▶ [What to do]:
Your answer should be one number: the count of lines in these entries that hold the word "fény".

▶ [Record extracts]:

──────────────────────────────

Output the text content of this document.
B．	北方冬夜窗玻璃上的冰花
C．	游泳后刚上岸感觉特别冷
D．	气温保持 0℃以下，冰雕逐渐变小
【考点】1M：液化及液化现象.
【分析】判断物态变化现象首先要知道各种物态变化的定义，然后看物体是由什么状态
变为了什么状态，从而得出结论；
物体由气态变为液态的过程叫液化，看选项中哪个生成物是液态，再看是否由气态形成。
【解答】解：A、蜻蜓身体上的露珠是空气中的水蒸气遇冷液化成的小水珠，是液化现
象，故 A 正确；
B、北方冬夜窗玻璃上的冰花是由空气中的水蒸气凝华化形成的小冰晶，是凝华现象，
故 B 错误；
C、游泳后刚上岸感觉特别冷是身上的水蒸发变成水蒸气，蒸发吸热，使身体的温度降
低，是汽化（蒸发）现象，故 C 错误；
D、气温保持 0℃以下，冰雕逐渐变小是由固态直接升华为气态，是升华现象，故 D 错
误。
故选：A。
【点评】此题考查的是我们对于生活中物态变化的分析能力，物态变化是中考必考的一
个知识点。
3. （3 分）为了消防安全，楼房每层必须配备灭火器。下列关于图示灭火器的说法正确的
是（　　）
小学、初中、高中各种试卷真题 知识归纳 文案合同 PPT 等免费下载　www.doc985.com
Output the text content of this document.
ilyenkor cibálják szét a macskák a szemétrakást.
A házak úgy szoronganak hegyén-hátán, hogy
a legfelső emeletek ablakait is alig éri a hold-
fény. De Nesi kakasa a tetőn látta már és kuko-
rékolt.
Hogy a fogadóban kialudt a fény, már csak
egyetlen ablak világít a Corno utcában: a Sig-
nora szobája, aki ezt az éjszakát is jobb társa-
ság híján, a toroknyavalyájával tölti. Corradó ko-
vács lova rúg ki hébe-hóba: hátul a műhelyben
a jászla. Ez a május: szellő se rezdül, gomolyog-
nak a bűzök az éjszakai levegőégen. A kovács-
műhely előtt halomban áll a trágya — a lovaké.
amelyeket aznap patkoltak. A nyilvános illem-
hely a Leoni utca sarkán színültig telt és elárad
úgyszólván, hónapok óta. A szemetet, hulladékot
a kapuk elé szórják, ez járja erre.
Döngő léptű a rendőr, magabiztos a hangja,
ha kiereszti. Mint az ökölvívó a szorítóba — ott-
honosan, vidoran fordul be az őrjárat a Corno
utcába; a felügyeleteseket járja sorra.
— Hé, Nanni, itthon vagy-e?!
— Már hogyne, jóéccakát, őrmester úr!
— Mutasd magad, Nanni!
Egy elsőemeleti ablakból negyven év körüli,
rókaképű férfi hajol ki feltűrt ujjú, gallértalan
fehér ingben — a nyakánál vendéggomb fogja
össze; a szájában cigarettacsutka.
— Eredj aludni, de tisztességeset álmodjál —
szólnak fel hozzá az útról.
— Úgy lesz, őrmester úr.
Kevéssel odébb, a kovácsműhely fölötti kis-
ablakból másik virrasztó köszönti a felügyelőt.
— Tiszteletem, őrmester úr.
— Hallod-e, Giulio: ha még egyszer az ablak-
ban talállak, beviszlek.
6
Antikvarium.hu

──────────────────────────────

▶ [Final result]:
2